Write out the data again exactly, skipping every picture.

— BEGIN —

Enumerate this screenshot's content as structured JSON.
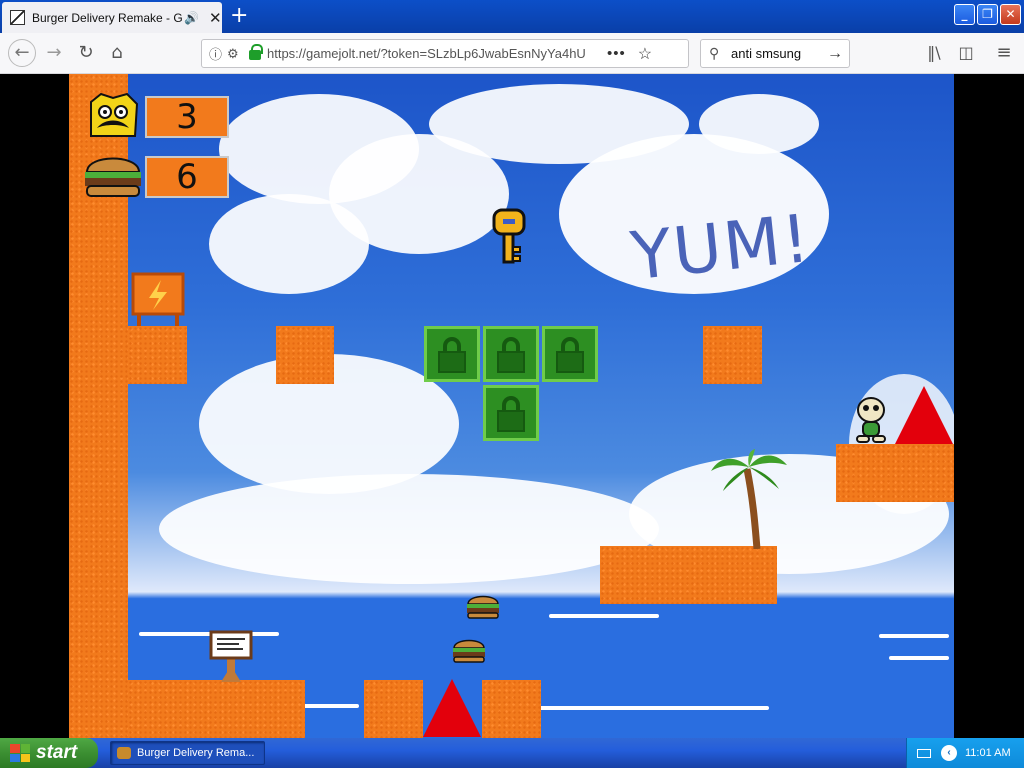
{
  "browser": {
    "tab_title": "Burger Delivery Remake - Gam",
    "tab_audio_icon": "speaker-icon",
    "tab_close": "✕",
    "new_tab": "+",
    "url": "https://gamejolt.net/?token=SLzbLp6JwabEsnNyYa4hU",
    "page_actions": "•••",
    "search_query": "anti smsung",
    "window_controls": {
      "minimize": "_",
      "maximize": "❐",
      "close": "✕"
    }
  },
  "game": {
    "hud": {
      "lives": "3",
      "burgers": "6"
    },
    "sky_text": "YUM!",
    "colors": {
      "block": "#f27a1c",
      "lock_block": "#2d8f22",
      "spike": "#e3000c",
      "sky": "#2f6fd8"
    },
    "icons": [
      "player-face-icon",
      "burger-icon",
      "key-icon",
      "lock-icon",
      "palm-tree-icon",
      "signpost-icon",
      "customer-icon",
      "spike-icon"
    ]
  },
  "taskbar": {
    "start_label": "start",
    "task_item": "Burger Delivery Rema...",
    "clock": "11:01 AM"
  }
}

— END —

CORRECT ANSWER:
Enumerate this screenshot's content as structured JSON.
{
  "browser": {
    "tab_title": "Burger Delivery Remake - Gam",
    "tab_audio_icon": "speaker-icon",
    "tab_close": "✕",
    "new_tab": "+",
    "url": "https://gamejolt.net/?token=SLzbLp6JwabEsnNyYa4hU",
    "page_actions": "•••",
    "search_query": "anti smsung",
    "window_controls": {
      "minimize": "_",
      "maximize": "❐",
      "close": "✕"
    }
  },
  "game": {
    "hud": {
      "lives": "3",
      "burgers": "6"
    },
    "sky_text": "YUM!",
    "colors": {
      "block": "#f27a1c",
      "lock_block": "#2d8f22",
      "spike": "#e3000c",
      "sky": "#2f6fd8"
    },
    "icons": [
      "player-face-icon",
      "burger-icon",
      "key-icon",
      "lock-icon",
      "palm-tree-icon",
      "signpost-icon",
      "customer-icon",
      "spike-icon"
    ]
  },
  "taskbar": {
    "start_label": "start",
    "task_item": "Burger Delivery Rema...",
    "clock": "11:01 AM"
  }
}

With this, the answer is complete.